[Data listing]
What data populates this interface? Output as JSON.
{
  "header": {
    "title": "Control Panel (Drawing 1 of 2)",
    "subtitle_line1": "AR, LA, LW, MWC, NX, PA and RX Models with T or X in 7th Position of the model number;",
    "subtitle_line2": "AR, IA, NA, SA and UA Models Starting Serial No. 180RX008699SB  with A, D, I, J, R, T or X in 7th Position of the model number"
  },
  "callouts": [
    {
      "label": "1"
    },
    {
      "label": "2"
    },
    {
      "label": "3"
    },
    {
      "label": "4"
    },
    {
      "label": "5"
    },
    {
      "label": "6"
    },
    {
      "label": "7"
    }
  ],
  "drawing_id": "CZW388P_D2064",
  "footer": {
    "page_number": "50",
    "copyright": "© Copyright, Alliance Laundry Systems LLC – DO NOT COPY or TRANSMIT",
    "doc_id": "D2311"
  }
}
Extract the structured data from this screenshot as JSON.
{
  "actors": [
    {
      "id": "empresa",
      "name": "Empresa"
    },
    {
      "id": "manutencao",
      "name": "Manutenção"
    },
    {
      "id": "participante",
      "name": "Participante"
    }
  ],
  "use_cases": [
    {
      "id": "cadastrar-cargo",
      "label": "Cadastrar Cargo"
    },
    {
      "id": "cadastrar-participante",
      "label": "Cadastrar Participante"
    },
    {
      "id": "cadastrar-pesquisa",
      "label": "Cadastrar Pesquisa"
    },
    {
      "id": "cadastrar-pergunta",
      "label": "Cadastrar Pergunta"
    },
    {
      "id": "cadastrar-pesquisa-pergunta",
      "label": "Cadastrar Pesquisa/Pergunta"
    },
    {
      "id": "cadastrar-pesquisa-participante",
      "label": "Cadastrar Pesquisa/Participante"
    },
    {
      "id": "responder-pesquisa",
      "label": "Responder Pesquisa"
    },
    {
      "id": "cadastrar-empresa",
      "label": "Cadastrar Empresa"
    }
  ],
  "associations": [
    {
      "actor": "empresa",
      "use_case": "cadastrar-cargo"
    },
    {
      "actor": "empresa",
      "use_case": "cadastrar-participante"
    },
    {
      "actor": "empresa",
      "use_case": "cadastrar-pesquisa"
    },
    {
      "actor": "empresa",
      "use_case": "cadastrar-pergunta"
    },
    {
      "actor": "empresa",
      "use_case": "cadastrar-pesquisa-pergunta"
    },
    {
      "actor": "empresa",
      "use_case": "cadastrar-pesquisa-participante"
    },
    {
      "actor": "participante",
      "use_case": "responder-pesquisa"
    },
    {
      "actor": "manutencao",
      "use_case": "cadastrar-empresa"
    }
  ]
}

DIRECTION
Reproduce each record exactly, leaving nothing out.

RESULT OF THIS EXERCISE
What data populates this interface? Output as JSON.
{
  "header": {
    "title": "Control Panel (Drawing 1 of 2)",
    "subtitle_line1": "AR, LA, LW, MWC, NX, PA and RX Models with T or X in 7th Position of the model number;",
    "subtitle_line2": "AR, IA, NA, SA and UA Models Starting Serial No. 180RX008699SB  with A, D, I, J, R, T or X in 7th Position of the model number"
  },
  "callouts": [
    {
      "label": "1"
    },
    {
      "label": "2"
    },
    {
      "label": "3"
    },
    {
      "label": "4"
    },
    {
      "label": "5"
    },
    {
      "label": "6"
    },
    {
      "label": "7"
    }
  ],
  "drawing_id": "CZW388P_D2064",
  "footer": {
    "page_number": "50",
    "copyright": "© Copyright, Alliance Laundry Systems LLC – DO NOT COPY or TRANSMIT",
    "doc_id": "D2311"
  }
}
Extract the structured data from this screenshot as JSON.
{
  "actors": [
    {
      "id": "empresa",
      "name": "Empresa"
    },
    {
      "id": "manutencao",
      "name": "Manutenção"
    },
    {
      "id": "participante",
      "name": "Participante"
    }
  ],
  "use_cases": [
    {
      "id": "cadastrar-cargo",
      "label": "Cadastrar Cargo"
    },
    {
      "id": "cadastrar-participante",
      "label": "Cadastrar Participante"
    },
    {
      "id": "cadastrar-pesquisa",
      "label": "Cadastrar Pesquisa"
    },
    {
      "id": "cadastrar-pergunta",
      "label": "Cadastrar Pergunta"
    },
    {
      "id": "cadastrar-pesquisa-pergunta",
      "label": "Cadastrar Pesquisa/Pergunta"
    },
    {
      "id": "cadastrar-pesquisa-participante",
      "label": "Cadastrar Pesquisa/Participante"
    },
    {
      "id": "responder-pesquisa",
      "label": "Responder Pesquisa"
    },
    {
      "id": "cadastrar-empresa",
      "label": "Cadastrar Empresa"
    }
  ],
  "associations": [
    {
      "actor": "empresa",
      "use_case": "cadastrar-cargo"
    },
    {
      "actor": "empresa",
      "use_case": "cadastrar-participante"
    },
    {
      "actor": "empresa",
      "use_case": "cadastrar-pesquisa"
    },
    {
      "actor": "empresa",
      "use_case": "cadastrar-pergunta"
    },
    {
      "actor": "empresa",
      "use_case": "cadastrar-pesquisa-pergunta"
    },
    {
      "actor": "empresa",
      "use_case": "cadastrar-pesquisa-participante"
    },
    {
      "actor": "participante",
      "use_case": "responder-pesquisa"
    },
    {
      "actor": "manutencao",
      "use_case": "cadastrar-empresa"
    }
  ]
}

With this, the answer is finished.